CONSIGNES
1. Répondez à ces questions sur l'entretien avec Shakuntala Boolell :
(a) Qu'est aujourd'hui Shakuntala Boolell, selon la présentation de l'invitée ?
(b) De qui la vision était-elle de donner des « chances égales pour tous » ?
(c) Qu'est-ce qui est construit dans plusieurs régions pour faciliter l'accès à l'éducation ?
2. Dans l'entretien avec Shakuntala Boolell, recopiez mot pour mot le passage qui commence aux mots "Mauritius Times : Au" et s'arrête après les mots "succès. Qu’en pensez-vous ?".

TEXTE À LIRE
+===+

Interview : Shakuntala Boolell

Interview : Shakuntala Boolell


« L’éducation,  vue à travers le prisme culturel, comporte des failles importantes »

« Ce que la presse écrite expose doit intéresser une certaine section de la population… mais les autres citoyens ont d’autres chats à fouetter. Souvent, ils rigolent un bon coup pour se défouler. Ils savent bien que ce qui se dit aujourd’hui passe au second plan le lendemain… »


Cette semaine a été marquée par les résultats des examens de fin de cycle secondaire et l’annonce du classement des jeunes en fonction de leur performance académique aux examens de la HSC. Plusieurs jeunes, issus de collèges nationaux ou privés, ont fait la joie et la fierté de leur établissement. Notre invitée, éducatrice depuis de nombreuses années et aujourd’hui universitaire retraitée, Shakuntala Boolell, se penche sur les réformes enclenchées au sein du système éducatif mauricien en vue de promouvoir l’accès à l’Education pour tous…


Mauritius Times : Au gré des changements de régime, chaque ministre de l’Education présentera sa réforme spécifique comme ayant contribué à la démocratisation de l’enseignement, et au succès des ‘non-star Schools’ en termes de lauréats et de taux de réussite. Mais on se demande si c’est vraiment une réforme structurelle de l’éducation (Form I-V Schools v/s Form VI Schools) qui serait à la base de ce succès. Qu’en pensez-vous ?

Shakuntala Boolell : Il va de soi que chaque ministre de tutelle fera valoir ses réalisations. C’est un processus normal. Il faut remonter à l’époque de Sir Seewoosagur Ramgoolam dont la vision était de donner des « chances égales pour tous ». Donc, le système se démocratise depuis cette époque-là. L’éducation gratuite est « a boon to the population ».

Qu’on l’accepte ou non, c’est à partir de là que des familles ont commencé à réduire l’écart entre les instruits, privilégiés sur beaucoup de plans, et les gens ne sachant ni lire ni écrire. Le retard accusé par des communautés agricoles et ouvrières se rattrape au fil du temps avec l’augmentation progressive du taux de scolarisation des garçons et filles. Des écoles primaires sont construites dans plusieurs régions pour faciliter l’accès à l’éducation, avec pour finalité « l’éducation pour tous ».

+===+

DONNÉES ENREGISTRÉES
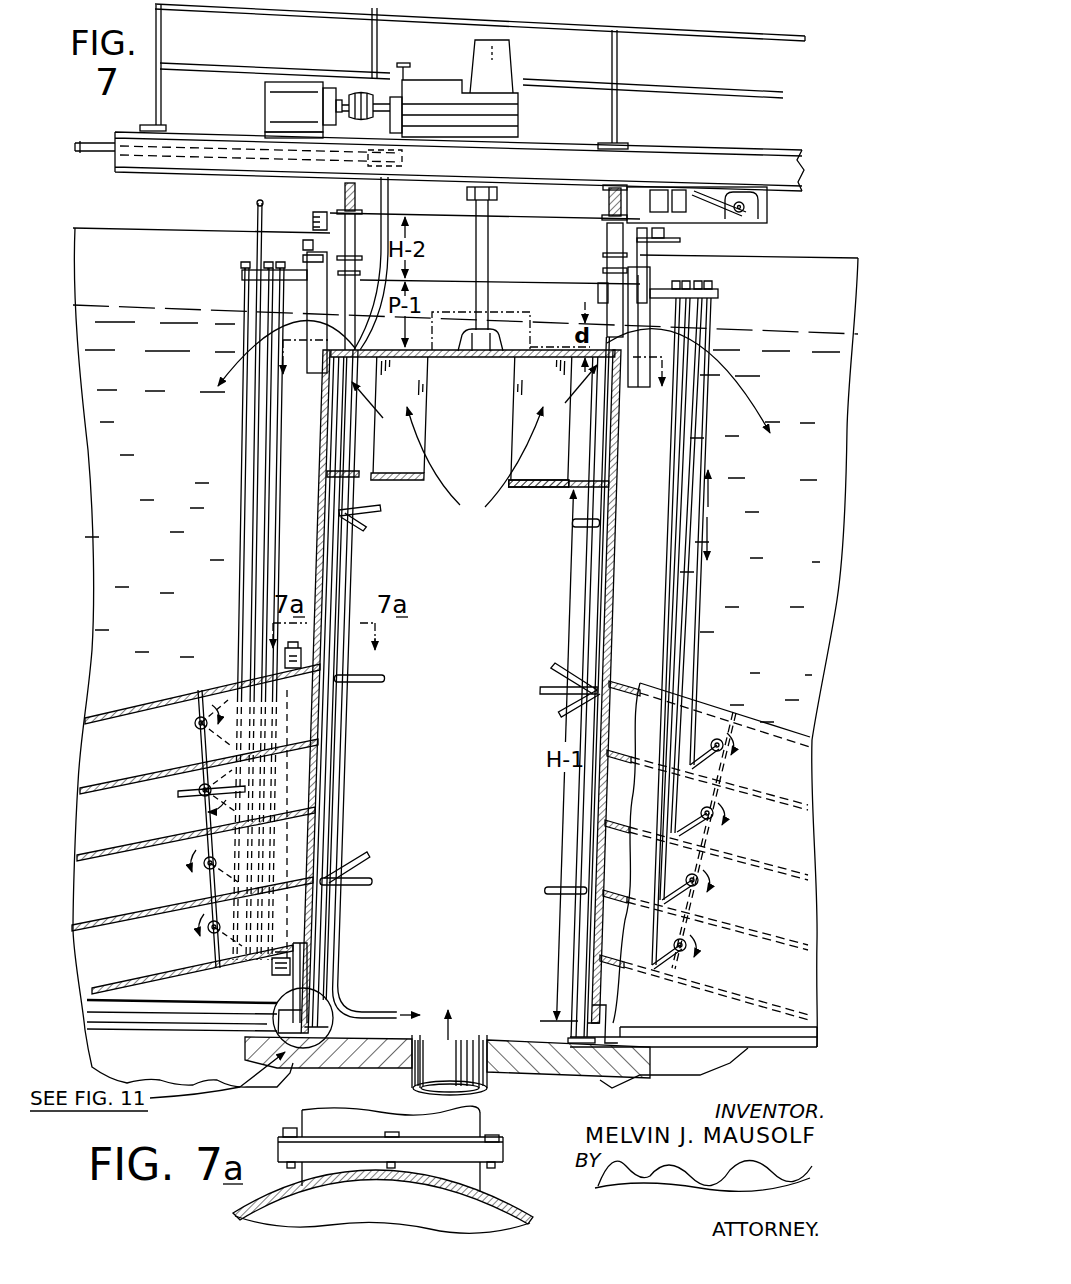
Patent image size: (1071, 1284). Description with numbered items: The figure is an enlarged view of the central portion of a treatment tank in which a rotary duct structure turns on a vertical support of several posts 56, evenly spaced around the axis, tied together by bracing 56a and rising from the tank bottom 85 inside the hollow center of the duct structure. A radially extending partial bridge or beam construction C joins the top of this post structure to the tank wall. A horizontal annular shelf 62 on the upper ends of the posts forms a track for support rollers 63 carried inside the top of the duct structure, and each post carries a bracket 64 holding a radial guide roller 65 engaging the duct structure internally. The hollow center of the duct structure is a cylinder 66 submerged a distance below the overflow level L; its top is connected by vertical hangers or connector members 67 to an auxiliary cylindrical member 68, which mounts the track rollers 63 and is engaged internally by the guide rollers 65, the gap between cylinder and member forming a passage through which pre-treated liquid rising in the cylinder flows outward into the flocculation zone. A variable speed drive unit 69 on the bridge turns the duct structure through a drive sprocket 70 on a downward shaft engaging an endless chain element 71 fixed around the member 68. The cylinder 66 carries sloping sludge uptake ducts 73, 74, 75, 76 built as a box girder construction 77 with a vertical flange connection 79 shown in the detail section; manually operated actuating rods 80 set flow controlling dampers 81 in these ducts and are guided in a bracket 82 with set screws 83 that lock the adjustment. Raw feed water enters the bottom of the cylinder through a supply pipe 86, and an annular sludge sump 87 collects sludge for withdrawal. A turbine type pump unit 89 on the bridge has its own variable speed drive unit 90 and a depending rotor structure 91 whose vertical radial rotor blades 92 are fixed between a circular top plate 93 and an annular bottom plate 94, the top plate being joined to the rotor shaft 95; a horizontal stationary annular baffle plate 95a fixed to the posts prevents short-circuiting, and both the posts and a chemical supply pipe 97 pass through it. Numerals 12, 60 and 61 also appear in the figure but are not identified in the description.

In FIG. 7, the section reference 12 is at (319, 396).
In FIG. 7, the posts 56 is at (340, 938).
In FIG. 7, the bracing 56a is at (381, 512).
In FIG. 7, the hanger stud 60 is at (343, 190).
In FIG. 7, the support beam 61 is at (727, 185).
In FIG. 7, the horizontal annular shelf 62 is at (603, 256).
In FIG. 7, the support rollers 63 is at (607, 233).
In FIG. 7, the bracket 64 is at (600, 290).
In FIG. 7, the radial guide roller 65 is at (603, 271).
In FIG. 7, the cylinder 66 is at (618, 598).
In FIG. 7a, the cylinder 66 is at (490, 1203).
In FIG. 7, the vertical hangers or connector members 67 is at (316, 297).
In FIG. 7, the auxiliary cylindrical member 68 is at (313, 224).
In FIG. 7, the variable speed drive unit 69 is at (722, 228).
In FIG. 7, the drive sprocket 70 is at (682, 240).
In FIG. 7, the endless chain element 71 is at (643, 235).
In FIG. 7, the sludge uptake duct 73 is at (92, 769).
In FIG. 7, the sludge uptake duct 74 is at (107, 823).
In FIG. 7, the sludge uptake duct 75 is at (99, 890).
In FIG. 7, the sludge uptake duct 76 is at (108, 953).
In FIG. 7, the box girder construction 77 is at (167, 690).
In FIG. 7, the vertical flange connection 79 is at (270, 977).
In FIG. 7a, the vertical flange connection 79 is at (503, 1150).
In FIG. 7, the actuating rods 80 is at (272, 518).
In FIG. 7, the flow controlling dampers 81 is at (195, 725).
In FIG. 7, the bracket 82 is at (307, 262).
In FIG. 7, the set screws 83 is at (242, 275).
In FIG. 7, the tank bottom 85 is at (505, 1047).
In FIG. 7, the supply pipe 86 is at (412, 1081).
In FIG. 7, the annular sludge sump 87 is at (207, 1056).
In FIG. 7, the turbine type pump unit 89 is at (526, 127).
In FIG. 7, the variable speed drive unit 90 is at (470, 88).
In FIG. 7, the rotor structure 91 is at (497, 332).
In FIG. 7, the rotor blades 92 is at (413, 396).
In FIG. 7, the circular top plate 93 is at (455, 359).
In FIG. 7, the annular bottom plate 94 is at (540, 488).
In FIG. 7, the rotor shaft 95 is at (489, 258).
In FIG. 7, the stationary annular baffle plate 95a is at (585, 495).
In FIG. 7, the chemical supply pipe 97 is at (103, 155).
In FIG. 7, the bridge or beam construction C is at (708, 148).
In FIG. 7, the overflow level L is at (142, 308).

+===+

RÉPONSES PAR CONSIGNE
1.
(a) Une universitaire retraitée.
(b) De Sir Seewoosagur Ramgoolam.
(c) Des écoles primaires.

2.
Mauritius Times : Au gré des changements de régime, chaque ministre de l’Education présentera sa réforme spécifique comme ayant contribué à la démocratisation de l’enseignement, et au succès des ‘non-star Schools’ en termes de lauréats et de taux de réussite. Mais on se demande si c’est vraiment une réforme structurelle de l’éducation (Form I-V Schools v/s Form VI Schools) qui serait à la base de ce succès. Qu’en pensez-vous ?